** Begin Task inputs **
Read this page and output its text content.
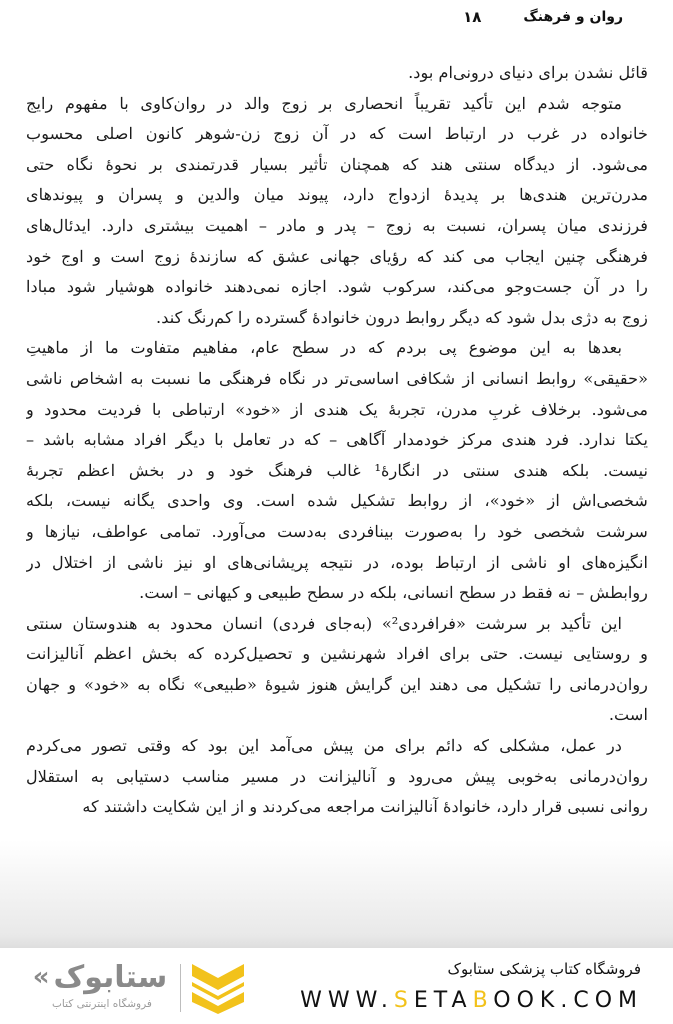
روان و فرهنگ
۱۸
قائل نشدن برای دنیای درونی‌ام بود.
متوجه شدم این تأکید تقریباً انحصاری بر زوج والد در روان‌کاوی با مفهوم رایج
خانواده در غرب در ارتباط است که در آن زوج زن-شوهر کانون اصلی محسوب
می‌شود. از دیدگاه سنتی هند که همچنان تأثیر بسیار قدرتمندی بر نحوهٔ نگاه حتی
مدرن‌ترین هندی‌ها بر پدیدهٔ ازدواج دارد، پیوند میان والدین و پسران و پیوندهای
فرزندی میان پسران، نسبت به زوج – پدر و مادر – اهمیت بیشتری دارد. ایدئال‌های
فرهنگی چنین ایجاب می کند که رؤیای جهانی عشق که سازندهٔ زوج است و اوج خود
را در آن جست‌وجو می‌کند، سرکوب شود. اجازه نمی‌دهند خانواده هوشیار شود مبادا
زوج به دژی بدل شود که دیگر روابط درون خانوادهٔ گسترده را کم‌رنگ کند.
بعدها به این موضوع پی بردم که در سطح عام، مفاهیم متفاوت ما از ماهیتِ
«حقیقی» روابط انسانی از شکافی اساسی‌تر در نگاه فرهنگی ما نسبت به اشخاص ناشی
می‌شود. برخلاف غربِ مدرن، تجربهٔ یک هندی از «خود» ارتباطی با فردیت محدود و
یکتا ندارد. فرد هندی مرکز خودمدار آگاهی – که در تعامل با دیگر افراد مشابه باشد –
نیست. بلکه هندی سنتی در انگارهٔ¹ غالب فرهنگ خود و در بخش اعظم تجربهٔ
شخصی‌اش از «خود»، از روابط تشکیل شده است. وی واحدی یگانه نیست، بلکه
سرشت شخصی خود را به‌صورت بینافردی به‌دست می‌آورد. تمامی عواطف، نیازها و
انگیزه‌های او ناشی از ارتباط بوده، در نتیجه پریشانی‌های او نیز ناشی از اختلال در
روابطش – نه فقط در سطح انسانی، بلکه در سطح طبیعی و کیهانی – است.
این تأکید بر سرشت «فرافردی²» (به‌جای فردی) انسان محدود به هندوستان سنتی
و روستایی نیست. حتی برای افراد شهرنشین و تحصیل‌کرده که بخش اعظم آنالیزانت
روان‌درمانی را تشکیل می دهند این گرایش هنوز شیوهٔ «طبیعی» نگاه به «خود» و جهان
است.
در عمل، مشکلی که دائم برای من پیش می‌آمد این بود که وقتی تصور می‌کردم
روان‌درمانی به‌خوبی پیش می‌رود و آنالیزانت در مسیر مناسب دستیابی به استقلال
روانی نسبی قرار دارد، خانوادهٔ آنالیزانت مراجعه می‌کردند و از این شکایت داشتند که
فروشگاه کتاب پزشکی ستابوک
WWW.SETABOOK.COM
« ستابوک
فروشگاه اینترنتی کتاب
** End Task inputs **
** Begin Task inputs **
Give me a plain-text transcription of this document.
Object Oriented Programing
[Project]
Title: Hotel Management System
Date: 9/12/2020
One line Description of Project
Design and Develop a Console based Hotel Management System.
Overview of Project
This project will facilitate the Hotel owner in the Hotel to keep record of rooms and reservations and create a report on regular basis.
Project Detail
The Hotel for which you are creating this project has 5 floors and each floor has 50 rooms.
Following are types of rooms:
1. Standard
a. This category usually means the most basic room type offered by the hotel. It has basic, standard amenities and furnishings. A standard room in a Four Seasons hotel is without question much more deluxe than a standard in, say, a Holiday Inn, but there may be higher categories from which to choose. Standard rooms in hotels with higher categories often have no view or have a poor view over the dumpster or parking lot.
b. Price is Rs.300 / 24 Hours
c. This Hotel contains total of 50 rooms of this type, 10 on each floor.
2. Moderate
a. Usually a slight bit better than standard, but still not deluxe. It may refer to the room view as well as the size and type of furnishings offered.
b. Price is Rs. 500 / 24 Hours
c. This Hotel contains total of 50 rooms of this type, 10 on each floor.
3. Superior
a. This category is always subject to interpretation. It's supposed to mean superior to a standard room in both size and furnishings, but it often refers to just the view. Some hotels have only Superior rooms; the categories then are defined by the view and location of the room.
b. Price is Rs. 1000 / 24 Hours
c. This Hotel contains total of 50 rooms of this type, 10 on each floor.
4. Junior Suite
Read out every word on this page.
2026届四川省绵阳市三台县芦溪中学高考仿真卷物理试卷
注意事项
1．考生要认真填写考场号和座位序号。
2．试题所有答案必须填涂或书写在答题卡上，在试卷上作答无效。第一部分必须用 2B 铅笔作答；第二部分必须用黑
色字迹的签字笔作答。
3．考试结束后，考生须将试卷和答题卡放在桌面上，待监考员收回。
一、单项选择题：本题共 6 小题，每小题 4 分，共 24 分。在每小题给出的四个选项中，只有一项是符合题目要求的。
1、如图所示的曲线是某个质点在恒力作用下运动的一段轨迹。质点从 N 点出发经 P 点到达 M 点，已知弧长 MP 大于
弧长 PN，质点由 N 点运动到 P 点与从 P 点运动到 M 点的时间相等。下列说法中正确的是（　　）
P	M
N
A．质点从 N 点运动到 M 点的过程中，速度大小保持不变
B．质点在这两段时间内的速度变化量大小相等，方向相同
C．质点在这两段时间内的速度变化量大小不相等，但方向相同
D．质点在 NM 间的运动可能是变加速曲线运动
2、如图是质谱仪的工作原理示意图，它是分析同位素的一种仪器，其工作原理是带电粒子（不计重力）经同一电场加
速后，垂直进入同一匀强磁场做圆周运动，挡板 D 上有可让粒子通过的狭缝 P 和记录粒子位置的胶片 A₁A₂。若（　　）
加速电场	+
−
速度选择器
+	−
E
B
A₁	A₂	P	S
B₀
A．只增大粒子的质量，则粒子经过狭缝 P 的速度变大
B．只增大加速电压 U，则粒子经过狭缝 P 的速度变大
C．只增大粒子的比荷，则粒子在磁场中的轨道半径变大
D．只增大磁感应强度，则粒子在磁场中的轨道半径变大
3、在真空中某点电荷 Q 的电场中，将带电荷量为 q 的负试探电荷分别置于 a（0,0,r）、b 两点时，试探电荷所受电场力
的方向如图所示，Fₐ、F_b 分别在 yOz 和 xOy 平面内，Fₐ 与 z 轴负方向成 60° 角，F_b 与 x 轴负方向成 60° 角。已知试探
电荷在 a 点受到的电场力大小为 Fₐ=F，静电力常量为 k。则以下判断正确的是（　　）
** End Task inputs **
Out of the material above, select every line that holds the string "category".

a. This category usually means the most basic room type offered by the hotel. It has basic, standard amenities and furnishings. A standard room in a Four Seasons hotel is without question much more deluxe than a standard in, say, a Holiday Inn, but there may be higher categories from which to choose. Standard rooms in hotels with higher categories often have no view or have a poor view over the dumpster or parking lot.
a. This category is always subject to interpretation. It's supposed to mean superior to a standard room in both size and furnishings, but it often refers to just the view. Some hotels have only Superior rooms; the categories then are defined by the view and location of the room.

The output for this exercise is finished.